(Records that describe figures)
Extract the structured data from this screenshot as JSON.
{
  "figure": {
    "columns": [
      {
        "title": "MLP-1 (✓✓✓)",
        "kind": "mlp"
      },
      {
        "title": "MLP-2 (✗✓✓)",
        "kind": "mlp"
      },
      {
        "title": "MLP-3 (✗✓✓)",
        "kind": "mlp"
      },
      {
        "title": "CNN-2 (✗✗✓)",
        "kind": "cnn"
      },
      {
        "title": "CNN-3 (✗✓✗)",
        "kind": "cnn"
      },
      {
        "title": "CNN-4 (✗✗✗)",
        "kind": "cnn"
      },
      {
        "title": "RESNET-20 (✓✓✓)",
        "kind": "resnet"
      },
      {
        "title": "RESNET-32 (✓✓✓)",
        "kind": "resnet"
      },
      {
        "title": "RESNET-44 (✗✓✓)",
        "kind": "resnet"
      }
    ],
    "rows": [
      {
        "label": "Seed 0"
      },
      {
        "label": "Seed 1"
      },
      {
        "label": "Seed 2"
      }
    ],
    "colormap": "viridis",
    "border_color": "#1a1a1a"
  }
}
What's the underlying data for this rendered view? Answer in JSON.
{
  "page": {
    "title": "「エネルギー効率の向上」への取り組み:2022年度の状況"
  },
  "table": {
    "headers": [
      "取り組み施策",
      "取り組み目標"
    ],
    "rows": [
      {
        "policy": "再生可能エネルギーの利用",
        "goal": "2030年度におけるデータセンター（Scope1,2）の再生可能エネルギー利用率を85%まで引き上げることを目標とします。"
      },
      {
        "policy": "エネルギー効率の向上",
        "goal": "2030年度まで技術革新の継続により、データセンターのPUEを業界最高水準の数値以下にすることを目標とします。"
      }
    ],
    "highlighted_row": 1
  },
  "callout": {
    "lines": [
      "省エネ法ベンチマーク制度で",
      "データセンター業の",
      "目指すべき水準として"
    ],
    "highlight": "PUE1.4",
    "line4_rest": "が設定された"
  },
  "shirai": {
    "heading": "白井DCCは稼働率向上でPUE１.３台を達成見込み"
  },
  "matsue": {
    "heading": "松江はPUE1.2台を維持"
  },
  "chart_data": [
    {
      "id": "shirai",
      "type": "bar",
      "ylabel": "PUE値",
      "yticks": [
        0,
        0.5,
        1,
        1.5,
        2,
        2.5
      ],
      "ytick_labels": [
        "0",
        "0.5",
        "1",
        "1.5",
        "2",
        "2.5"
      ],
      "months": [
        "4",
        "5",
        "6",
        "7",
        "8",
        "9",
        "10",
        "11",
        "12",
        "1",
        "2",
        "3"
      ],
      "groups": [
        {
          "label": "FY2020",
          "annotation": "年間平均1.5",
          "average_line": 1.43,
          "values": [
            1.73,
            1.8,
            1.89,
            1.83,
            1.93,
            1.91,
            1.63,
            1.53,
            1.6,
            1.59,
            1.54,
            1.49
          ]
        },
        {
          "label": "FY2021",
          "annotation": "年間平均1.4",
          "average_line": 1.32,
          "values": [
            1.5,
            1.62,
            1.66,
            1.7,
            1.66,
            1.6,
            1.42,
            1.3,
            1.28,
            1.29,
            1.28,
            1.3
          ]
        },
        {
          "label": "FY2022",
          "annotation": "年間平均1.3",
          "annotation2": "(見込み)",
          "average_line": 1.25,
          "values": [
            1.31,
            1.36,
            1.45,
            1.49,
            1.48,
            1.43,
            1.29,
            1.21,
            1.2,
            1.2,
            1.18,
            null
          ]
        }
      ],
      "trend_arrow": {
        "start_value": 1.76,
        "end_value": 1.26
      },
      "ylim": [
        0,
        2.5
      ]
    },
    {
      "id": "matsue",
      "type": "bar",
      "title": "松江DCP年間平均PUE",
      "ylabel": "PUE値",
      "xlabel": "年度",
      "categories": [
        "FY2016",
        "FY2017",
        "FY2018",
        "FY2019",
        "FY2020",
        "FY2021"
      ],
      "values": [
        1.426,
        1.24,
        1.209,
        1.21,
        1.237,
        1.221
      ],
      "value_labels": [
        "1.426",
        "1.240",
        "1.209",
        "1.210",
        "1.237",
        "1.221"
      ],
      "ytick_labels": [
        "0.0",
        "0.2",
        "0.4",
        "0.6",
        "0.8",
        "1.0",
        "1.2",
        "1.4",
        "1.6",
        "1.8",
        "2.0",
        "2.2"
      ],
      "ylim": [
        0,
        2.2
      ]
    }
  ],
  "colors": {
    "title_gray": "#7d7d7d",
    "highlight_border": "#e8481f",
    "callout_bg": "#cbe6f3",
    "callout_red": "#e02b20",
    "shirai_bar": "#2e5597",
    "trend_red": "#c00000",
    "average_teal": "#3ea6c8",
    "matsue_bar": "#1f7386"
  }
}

▶ _What you should do_: Extract each line of the material exactly as it stands.

▶ _Output of the exercise_:
Extract the structured data from this screenshot as JSON.
{
  "figure": {
    "columns": [
      {
        "title": "MLP-1 (✓✓✓)",
        "kind": "mlp"
      },
      {
        "title": "MLP-2 (✗✓✓)",
        "kind": "mlp"
      },
      {
        "title": "MLP-3 (✗✓✓)",
        "kind": "mlp"
      },
      {
        "title": "CNN-2 (✗✗✓)",
        "kind": "cnn"
      },
      {
        "title": "CNN-3 (✗✓✗)",
        "kind": "cnn"
      },
      {
        "title": "CNN-4 (✗✗✗)",
        "kind": "cnn"
      },
      {
        "title": "RESNET-20 (✓✓✓)",
        "kind": "resnet"
      },
      {
        "title": "RESNET-32 (✓✓✓)",
        "kind": "resnet"
      },
      {
        "title": "RESNET-44 (✗✓✓)",
        "kind": "resnet"
      }
    ],
    "rows": [
      {
        "label": "Seed 0"
      },
      {
        "label": "Seed 1"
      },
      {
        "label": "Seed 2"
      }
    ],
    "colormap": "viridis",
    "border_color": "#1a1a1a"
  }
}
What's the underlying data for this rendered view? Answer in JSON.
{
  "page": {
    "title": "「エネルギー効率の向上」への取り組み:2022年度の状況"
  },
  "table": {
    "headers": [
      "取り組み施策",
      "取り組み目標"
    ],
    "rows": [
      {
        "policy": "再生可能エネルギーの利用",
        "goal": "2030年度におけるデータセンター（Scope1,2）の再生可能エネルギー利用率を85%まで引き上げることを目標とします。"
      },
      {
        "policy": "エネルギー効率の向上",
        "goal": "2030年度まで技術革新の継続により、データセンターのPUEを業界最高水準の数値以下にすることを目標とします。"
      }
    ],
    "highlighted_row": 1
  },
  "callout": {
    "lines": [
      "省エネ法ベンチマーク制度で",
      "データセンター業の",
      "目指すべき水準として"
    ],
    "highlight": "PUE1.4",
    "line4_rest": "が設定された"
  },
  "shirai": {
    "heading": "白井DCCは稼働率向上でPUE１.３台を達成見込み"
  },
  "matsue": {
    "heading": "松江はPUE1.2台を維持"
  },
  "chart_data": [
    {
      "id": "shirai",
      "type": "bar",
      "ylabel": "PUE値",
      "yticks": [
        0,
        0.5,
        1,
        1.5,
        2,
        2.5
      ],
      "ytick_labels": [
        "0",
        "0.5",
        "1",
        "1.5",
        "2",
        "2.5"
      ],
      "months": [
        "4",
        "5",
        "6",
        "7",
        "8",
        "9",
        "10",
        "11",
        "12",
        "1",
        "2",
        "3"
      ],
      "groups": [
        {
          "label": "FY2020",
          "annotation": "年間平均1.5",
          "average_line": 1.43,
          "values": [
            1.73,
            1.8,
            1.89,
            1.83,
            1.93,
            1.91,
            1.63,
            1.53,
            1.6,
            1.59,
            1.54,
            1.49
          ]
        },
        {
          "label": "FY2021",
          "annotation": "年間平均1.4",
          "average_line": 1.32,
          "values": [
            1.5,
            1.62,
            1.66,
            1.7,
            1.66,
            1.6,
            1.42,
            1.3,
            1.28,
            1.29,
            1.28,
            1.3
          ]
        },
        {
          "label": "FY2022",
          "annotation": "年間平均1.3",
          "annotation2": "(見込み)",
          "average_line": 1.25,
          "values": [
            1.31,
            1.36,
            1.45,
            1.49,
            1.48,
            1.43,
            1.29,
            1.21,
            1.2,
            1.2,
            1.18,
            null
          ]
        }
      ],
      "trend_arrow": {
        "start_value": 1.76,
        "end_value": 1.26
      },
      "ylim": [
        0,
        2.5
      ]
    },
    {
      "id": "matsue",
      "type": "bar",
      "title": "松江DCP年間平均PUE",
      "ylabel": "PUE値",
      "xlabel": "年度",
      "categories": [
        "FY2016",
        "FY2017",
        "FY2018",
        "FY2019",
        "FY2020",
        "FY2021"
      ],
      "values": [
        1.426,
        1.24,
        1.209,
        1.21,
        1.237,
        1.221
      ],
      "value_labels": [
        "1.426",
        "1.240",
        "1.209",
        "1.210",
        "1.237",
        "1.221"
      ],
      "ytick_labels": [
        "0.0",
        "0.2",
        "0.4",
        "0.6",
        "0.8",
        "1.0",
        "1.2",
        "1.4",
        "1.6",
        "1.8",
        "2.0",
        "2.2"
      ],
      "ylim": [
        0,
        2.2
      ]
    }
  ],
  "colors": {
    "title_gray": "#7d7d7d",
    "highlight_border": "#e8481f",
    "callout_bg": "#cbe6f3",
    "callout_red": "#e02b20",
    "shirai_bar": "#2e5597",
    "trend_red": "#c00000",
    "average_teal": "#3ea6c8",
    "matsue_bar": "#1f7386"
  }
}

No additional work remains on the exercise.